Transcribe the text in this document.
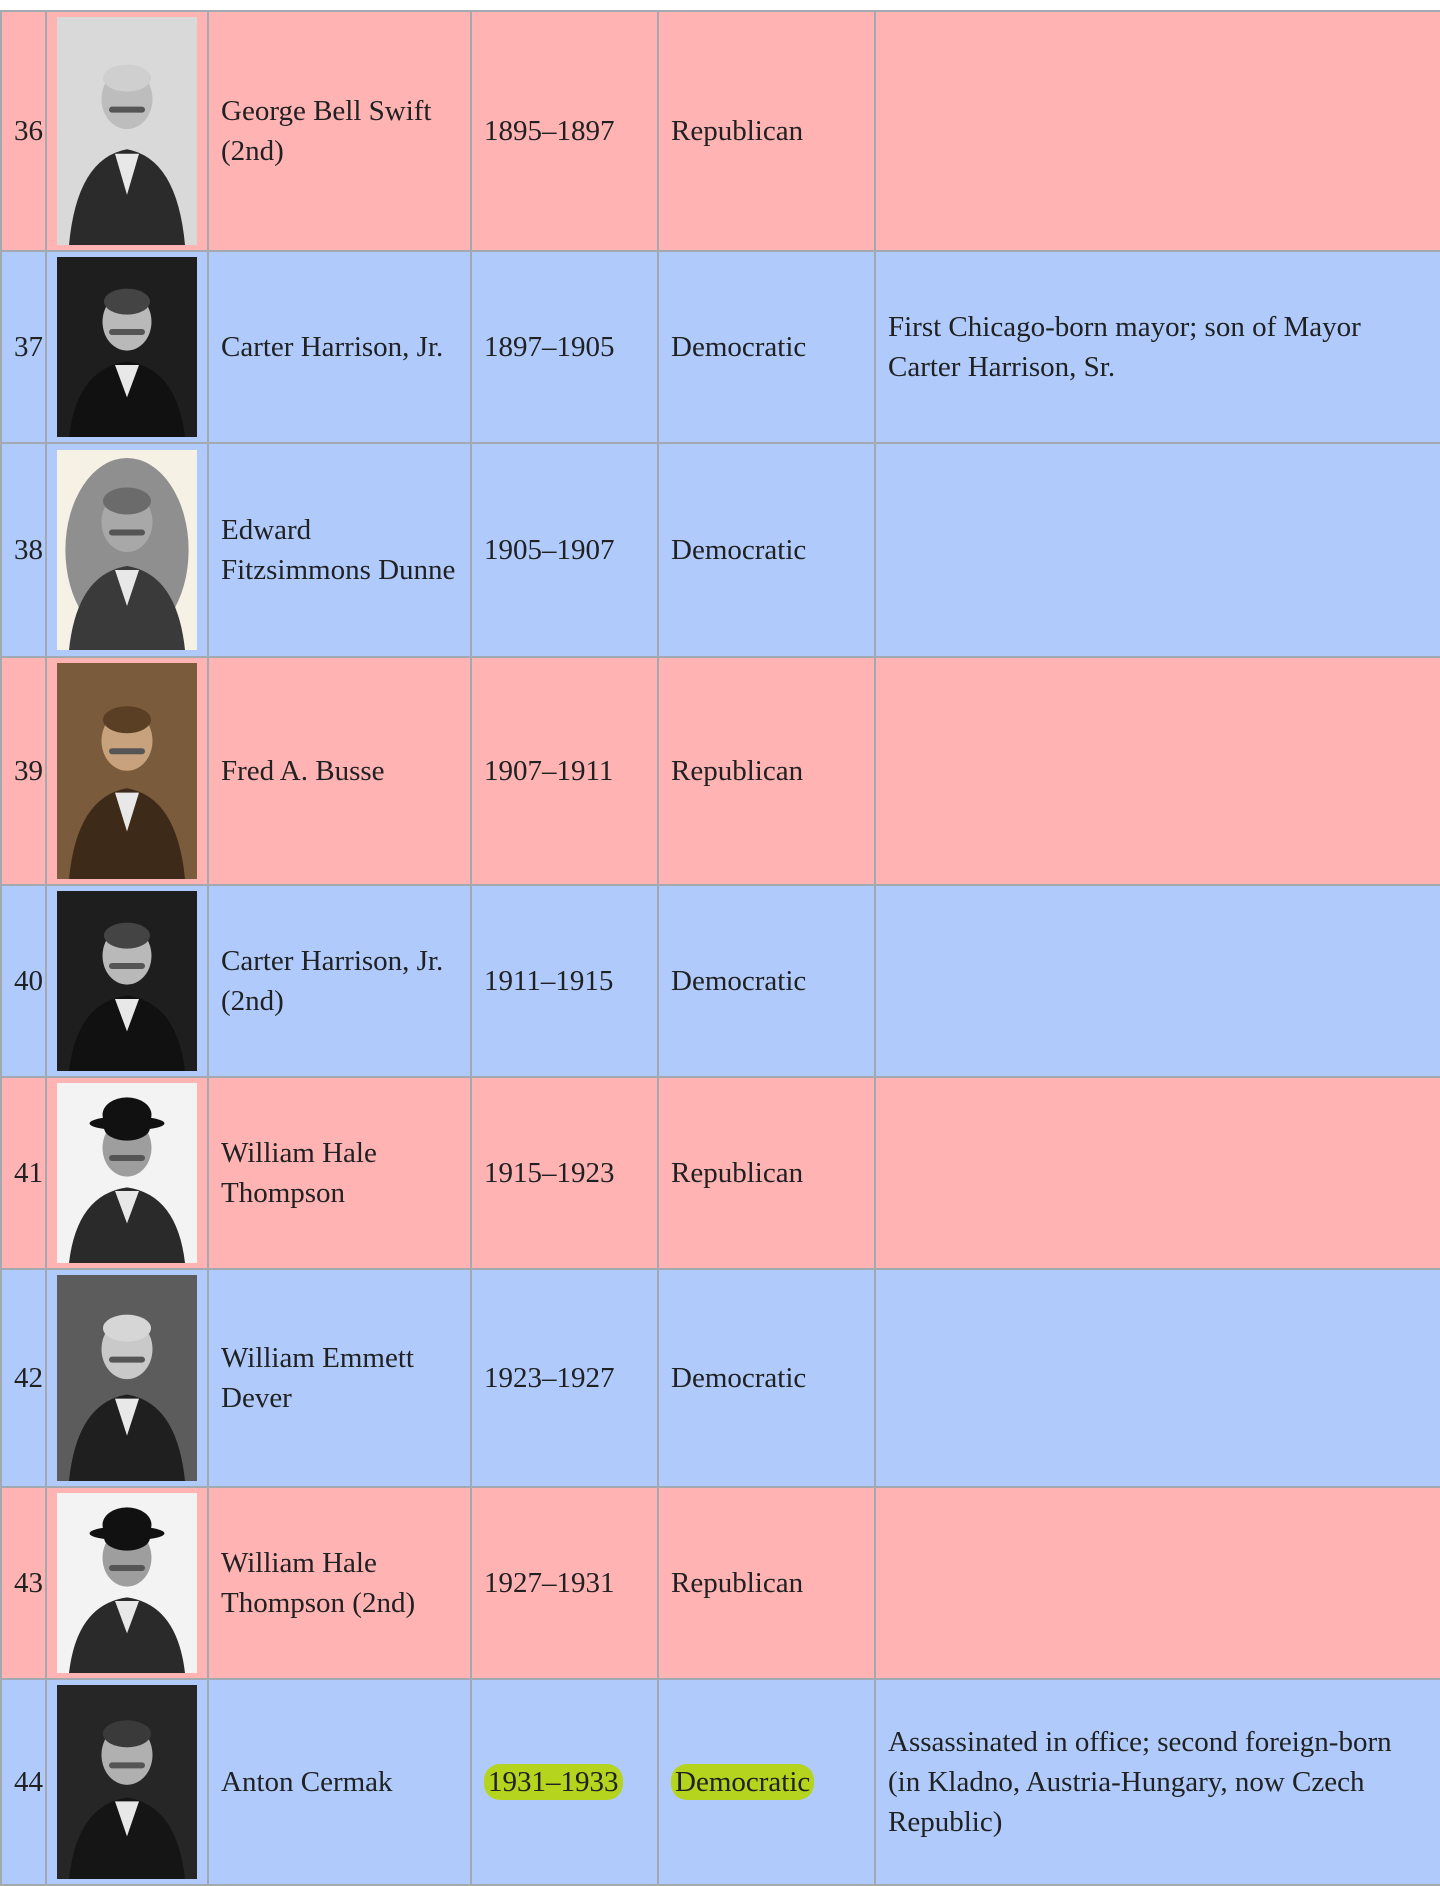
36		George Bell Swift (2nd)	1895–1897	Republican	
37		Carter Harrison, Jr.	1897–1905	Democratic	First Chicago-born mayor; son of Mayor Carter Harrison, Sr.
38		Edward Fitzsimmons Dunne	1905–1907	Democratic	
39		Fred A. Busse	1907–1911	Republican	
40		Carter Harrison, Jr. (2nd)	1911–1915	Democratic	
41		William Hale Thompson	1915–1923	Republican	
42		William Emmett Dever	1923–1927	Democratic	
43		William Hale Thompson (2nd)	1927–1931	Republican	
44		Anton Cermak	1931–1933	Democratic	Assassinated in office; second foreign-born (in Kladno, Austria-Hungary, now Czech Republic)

────

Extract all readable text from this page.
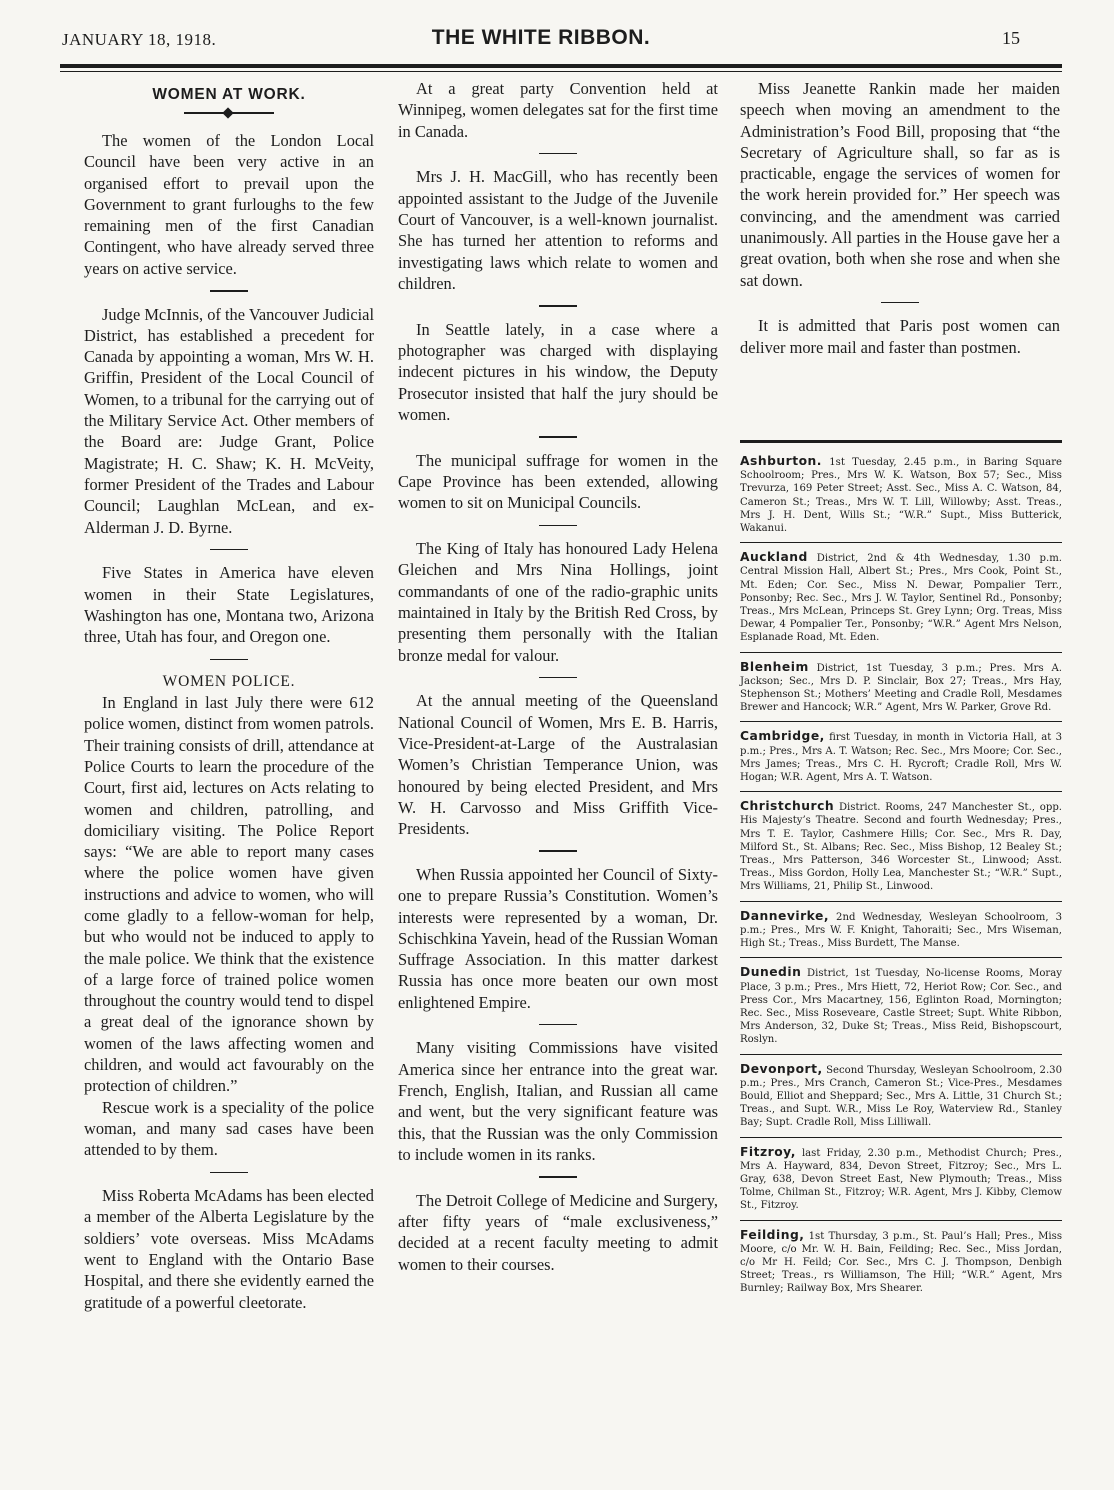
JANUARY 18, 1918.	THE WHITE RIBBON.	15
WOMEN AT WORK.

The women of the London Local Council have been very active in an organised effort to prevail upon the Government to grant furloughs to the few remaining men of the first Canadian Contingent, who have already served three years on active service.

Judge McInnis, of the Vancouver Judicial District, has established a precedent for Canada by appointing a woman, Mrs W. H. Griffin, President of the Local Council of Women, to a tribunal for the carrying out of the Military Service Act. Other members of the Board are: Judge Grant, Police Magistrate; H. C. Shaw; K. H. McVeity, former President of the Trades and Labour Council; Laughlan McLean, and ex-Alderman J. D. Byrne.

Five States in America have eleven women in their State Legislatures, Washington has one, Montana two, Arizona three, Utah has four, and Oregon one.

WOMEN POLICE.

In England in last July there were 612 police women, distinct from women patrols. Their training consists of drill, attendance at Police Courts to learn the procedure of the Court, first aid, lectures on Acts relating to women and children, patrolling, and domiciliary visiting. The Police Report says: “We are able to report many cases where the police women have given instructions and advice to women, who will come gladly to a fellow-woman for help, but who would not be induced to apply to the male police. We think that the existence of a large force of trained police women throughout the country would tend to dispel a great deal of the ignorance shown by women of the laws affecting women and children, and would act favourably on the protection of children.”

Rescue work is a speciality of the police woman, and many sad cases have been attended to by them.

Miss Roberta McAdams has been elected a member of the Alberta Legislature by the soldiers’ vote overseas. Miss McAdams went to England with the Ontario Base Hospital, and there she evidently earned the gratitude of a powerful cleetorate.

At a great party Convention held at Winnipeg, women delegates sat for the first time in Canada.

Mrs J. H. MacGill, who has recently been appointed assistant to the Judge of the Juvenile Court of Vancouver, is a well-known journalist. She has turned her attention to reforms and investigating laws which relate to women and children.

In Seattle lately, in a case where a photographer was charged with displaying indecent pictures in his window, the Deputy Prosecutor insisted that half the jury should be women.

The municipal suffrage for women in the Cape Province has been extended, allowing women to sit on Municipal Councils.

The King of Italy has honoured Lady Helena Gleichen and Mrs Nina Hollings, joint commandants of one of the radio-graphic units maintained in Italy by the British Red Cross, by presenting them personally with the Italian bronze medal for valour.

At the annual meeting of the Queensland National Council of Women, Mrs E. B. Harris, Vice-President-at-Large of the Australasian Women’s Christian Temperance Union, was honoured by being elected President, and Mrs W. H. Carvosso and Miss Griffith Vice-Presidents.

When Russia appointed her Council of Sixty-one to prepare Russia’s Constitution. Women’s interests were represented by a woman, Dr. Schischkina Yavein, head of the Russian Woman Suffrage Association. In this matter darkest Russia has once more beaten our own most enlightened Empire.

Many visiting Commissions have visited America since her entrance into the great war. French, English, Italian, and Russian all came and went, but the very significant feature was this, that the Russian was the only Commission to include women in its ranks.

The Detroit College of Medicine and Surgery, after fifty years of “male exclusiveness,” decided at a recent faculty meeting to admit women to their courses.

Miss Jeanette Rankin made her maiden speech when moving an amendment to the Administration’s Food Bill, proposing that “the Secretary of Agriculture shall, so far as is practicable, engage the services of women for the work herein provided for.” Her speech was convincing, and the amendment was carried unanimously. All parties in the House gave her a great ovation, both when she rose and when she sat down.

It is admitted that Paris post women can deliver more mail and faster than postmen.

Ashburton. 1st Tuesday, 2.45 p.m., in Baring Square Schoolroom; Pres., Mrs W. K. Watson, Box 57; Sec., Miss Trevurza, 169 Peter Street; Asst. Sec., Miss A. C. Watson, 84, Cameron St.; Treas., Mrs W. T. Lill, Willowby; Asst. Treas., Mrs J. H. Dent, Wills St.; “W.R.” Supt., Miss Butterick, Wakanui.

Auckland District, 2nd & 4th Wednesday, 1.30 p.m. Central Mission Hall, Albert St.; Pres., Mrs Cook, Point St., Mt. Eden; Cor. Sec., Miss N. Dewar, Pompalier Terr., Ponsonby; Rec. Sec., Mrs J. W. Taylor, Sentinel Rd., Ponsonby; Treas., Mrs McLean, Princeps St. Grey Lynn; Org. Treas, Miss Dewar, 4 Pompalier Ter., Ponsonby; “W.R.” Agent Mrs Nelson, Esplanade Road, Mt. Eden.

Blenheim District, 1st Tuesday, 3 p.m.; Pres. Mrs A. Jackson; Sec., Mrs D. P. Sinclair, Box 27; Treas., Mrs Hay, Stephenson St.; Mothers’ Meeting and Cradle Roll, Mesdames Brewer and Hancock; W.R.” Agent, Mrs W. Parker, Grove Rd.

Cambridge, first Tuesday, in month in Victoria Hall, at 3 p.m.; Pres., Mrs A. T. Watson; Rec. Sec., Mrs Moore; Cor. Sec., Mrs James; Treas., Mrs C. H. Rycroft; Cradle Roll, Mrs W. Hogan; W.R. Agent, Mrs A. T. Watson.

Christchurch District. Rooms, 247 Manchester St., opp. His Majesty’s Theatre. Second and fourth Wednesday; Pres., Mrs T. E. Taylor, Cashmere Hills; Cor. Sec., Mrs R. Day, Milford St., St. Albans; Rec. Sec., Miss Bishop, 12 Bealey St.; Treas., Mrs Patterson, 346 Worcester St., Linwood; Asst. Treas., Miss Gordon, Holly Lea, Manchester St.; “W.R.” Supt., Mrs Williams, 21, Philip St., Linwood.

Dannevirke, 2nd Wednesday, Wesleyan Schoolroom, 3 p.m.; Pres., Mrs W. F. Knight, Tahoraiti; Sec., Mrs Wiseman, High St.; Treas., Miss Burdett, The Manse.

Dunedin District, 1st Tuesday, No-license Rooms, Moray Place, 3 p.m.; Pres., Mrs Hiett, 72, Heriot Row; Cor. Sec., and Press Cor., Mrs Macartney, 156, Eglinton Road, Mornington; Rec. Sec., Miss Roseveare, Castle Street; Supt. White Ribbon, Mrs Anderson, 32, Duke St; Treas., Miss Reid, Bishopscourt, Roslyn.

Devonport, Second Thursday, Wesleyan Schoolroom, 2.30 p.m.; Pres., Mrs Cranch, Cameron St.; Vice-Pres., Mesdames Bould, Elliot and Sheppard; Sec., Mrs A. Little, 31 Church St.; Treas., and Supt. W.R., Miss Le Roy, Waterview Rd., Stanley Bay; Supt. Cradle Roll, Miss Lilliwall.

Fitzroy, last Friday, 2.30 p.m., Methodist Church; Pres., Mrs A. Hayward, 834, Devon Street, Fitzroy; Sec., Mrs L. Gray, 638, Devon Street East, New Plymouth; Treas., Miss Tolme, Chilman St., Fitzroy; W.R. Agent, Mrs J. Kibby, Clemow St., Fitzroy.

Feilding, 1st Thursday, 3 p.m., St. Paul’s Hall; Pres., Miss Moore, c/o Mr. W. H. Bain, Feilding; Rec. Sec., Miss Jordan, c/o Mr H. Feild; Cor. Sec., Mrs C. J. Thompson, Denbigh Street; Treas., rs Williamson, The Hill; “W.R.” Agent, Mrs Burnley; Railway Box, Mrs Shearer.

────

Pull out and copy each line containing the string "Thompson".

41		William Hale Thompson	1915–1923	Republican	
43		William Hale Thompson (2nd)	1927–1931	Republican	
Feilding, 1st Thursday, 3 p.m., St. Paul’s Hall; Pres., Miss Moore, c/o Mr. W. H. Bain, Feilding; Rec. Sec., Miss Jordan, c/o Mr H. Feild; Cor. Sec., Mrs C. J. Thompson, Denbigh Street; Treas., rs Williamson, The Hill; “W.R.” Agent, Mrs Burnley; Railway Box, Mrs Shearer.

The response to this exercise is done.